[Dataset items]
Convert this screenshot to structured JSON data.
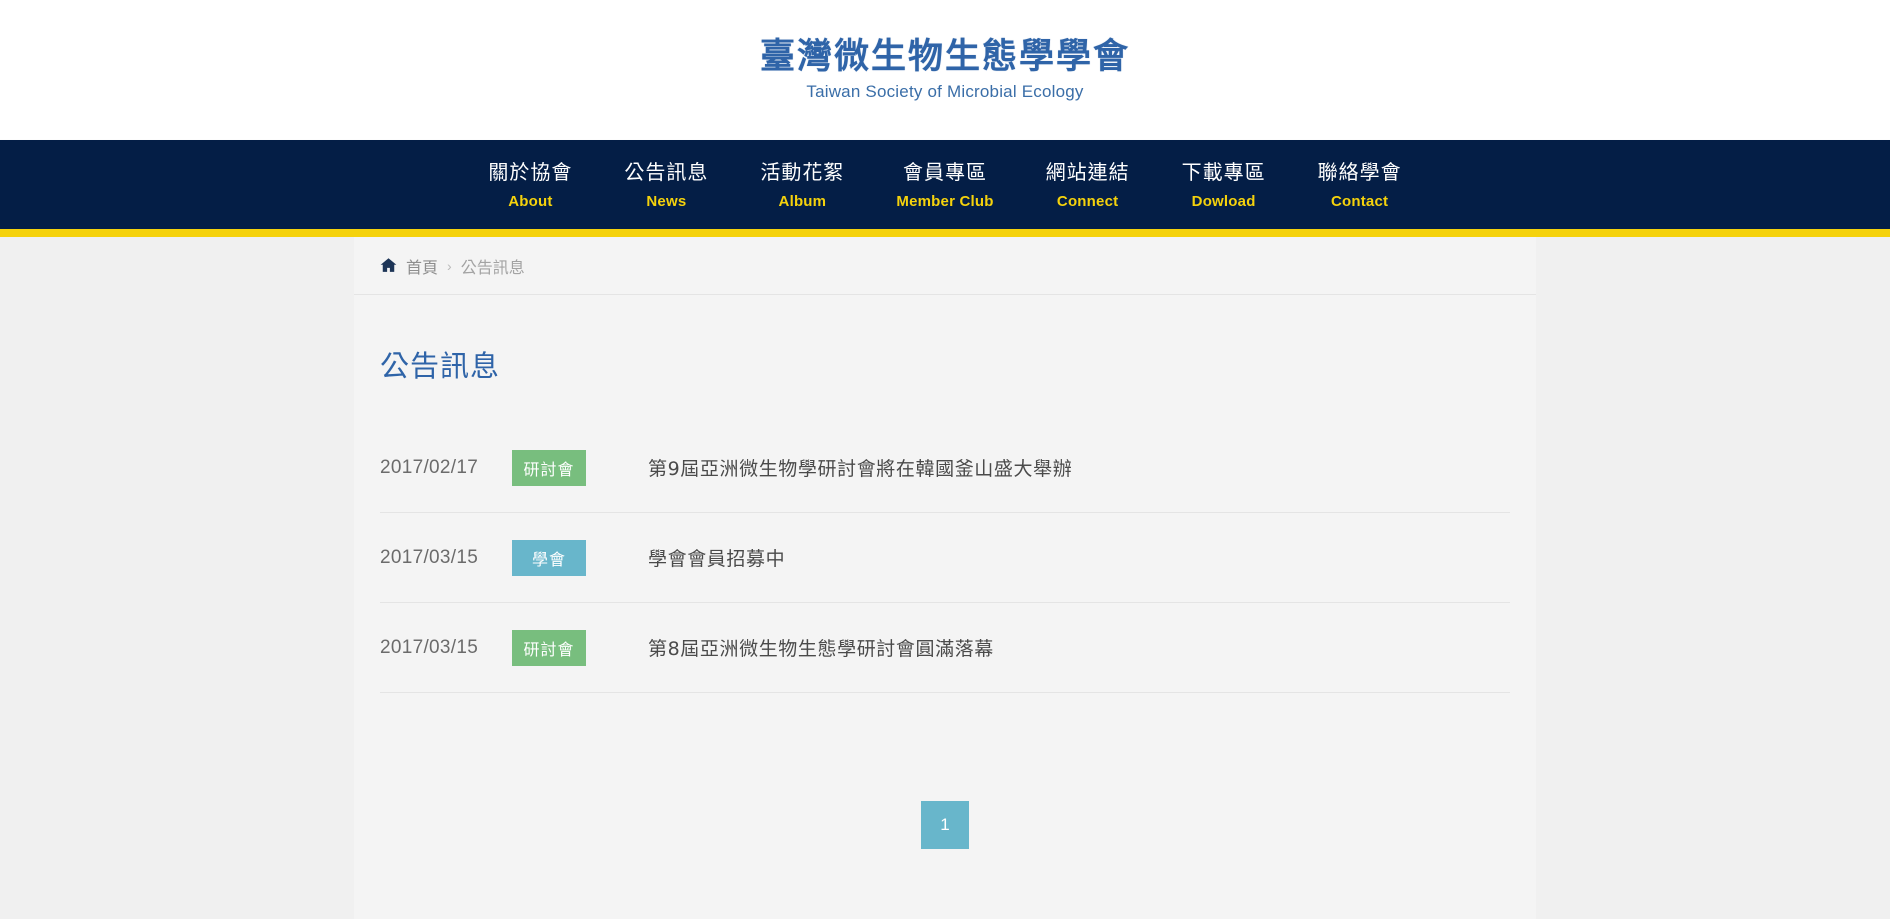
{
  "header": {
    "logo_cn": "臺灣微生物生態學學會",
    "logo_en": "Taiwan Society of Microbial Ecology"
  },
  "nav": {
    "items": [
      {
        "cn": "關於協會",
        "en": "About",
        "has_dropdown": true,
        "icon": "chevron-down-icon"
      },
      {
        "cn": "公告訊息",
        "en": "News",
        "has_dropdown": false,
        "icon": ""
      },
      {
        "cn": "活動花絮",
        "en": "Album",
        "has_dropdown": false,
        "icon": ""
      },
      {
        "cn": "會員專區",
        "en": "Member Club",
        "has_dropdown": false,
        "icon": ""
      },
      {
        "cn": "網站連結",
        "en": "Connect",
        "has_dropdown": false,
        "icon": ""
      },
      {
        "cn": "下載專區",
        "en": "Dowload",
        "has_dropdown": false,
        "icon": ""
      },
      {
        "cn": "聯絡學會",
        "en": "Contact",
        "has_dropdown": false,
        "icon": ""
      }
    ]
  },
  "breadcrumb": {
    "home_icon": "home-icon",
    "home_label": "首頁",
    "separator": "›",
    "current": "公告訊息"
  },
  "main": {
    "title": "公告訊息",
    "news": [
      {
        "date": "2017/02/17",
        "category": "研討會",
        "category_color": "#78be7e",
        "title": "第9屆亞洲微生物學研討會將在韓國釜山盛大舉辦"
      },
      {
        "date": "2017/03/15",
        "category": "學會",
        "category_color": "#68b6cb",
        "title": "學會會員招募中"
      },
      {
        "date": "2017/03/15",
        "category": "研討會",
        "category_color": "#78be7e",
        "title": "第8屆亞洲微生物生態學研討會圓滿落幕"
      }
    ]
  },
  "pagination": {
    "pages": [
      {
        "label": "1",
        "active": true
      }
    ]
  },
  "colors": {
    "nav_background": "#041e46",
    "nav_accent": "#f5d20c",
    "brand_blue": "#2f64a8",
    "badge_green": "#78be7e",
    "badge_teal": "#68b6cb",
    "page_background": "#f0f0f0",
    "card_background": "#f4f4f4"
  }
}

REQUIREMENT> Return the material word for word. Pictures are not part of the copy.

ANSWER FOR THIS EXERCISE>
Convert this screenshot to structured JSON data.
{
  "header": {
    "logo_cn": "臺灣微生物生態學學會",
    "logo_en": "Taiwan Society of Microbial Ecology"
  },
  "nav": {
    "items": [
      {
        "cn": "關於協會",
        "en": "About",
        "has_dropdown": true,
        "icon": "chevron-down-icon"
      },
      {
        "cn": "公告訊息",
        "en": "News",
        "has_dropdown": false,
        "icon": ""
      },
      {
        "cn": "活動花絮",
        "en": "Album",
        "has_dropdown": false,
        "icon": ""
      },
      {
        "cn": "會員專區",
        "en": "Member Club",
        "has_dropdown": false,
        "icon": ""
      },
      {
        "cn": "網站連結",
        "en": "Connect",
        "has_dropdown": false,
        "icon": ""
      },
      {
        "cn": "下載專區",
        "en": "Dowload",
        "has_dropdown": false,
        "icon": ""
      },
      {
        "cn": "聯絡學會",
        "en": "Contact",
        "has_dropdown": false,
        "icon": ""
      }
    ]
  },
  "breadcrumb": {
    "home_icon": "home-icon",
    "home_label": "首頁",
    "separator": "›",
    "current": "公告訊息"
  },
  "main": {
    "title": "公告訊息",
    "news": [
      {
        "date": "2017/02/17",
        "category": "研討會",
        "category_color": "#78be7e",
        "title": "第9屆亞洲微生物學研討會將在韓國釜山盛大舉辦"
      },
      {
        "date": "2017/03/15",
        "category": "學會",
        "category_color": "#68b6cb",
        "title": "學會會員招募中"
      },
      {
        "date": "2017/03/15",
        "category": "研討會",
        "category_color": "#78be7e",
        "title": "第8屆亞洲微生物生態學研討會圓滿落幕"
      }
    ]
  },
  "pagination": {
    "pages": [
      {
        "label": "1",
        "active": true
      }
    ]
  },
  "colors": {
    "nav_background": "#041e46",
    "nav_accent": "#f5d20c",
    "brand_blue": "#2f64a8",
    "badge_green": "#78be7e",
    "badge_teal": "#68b6cb",
    "page_background": "#f0f0f0",
    "card_background": "#f4f4f4"
  }
}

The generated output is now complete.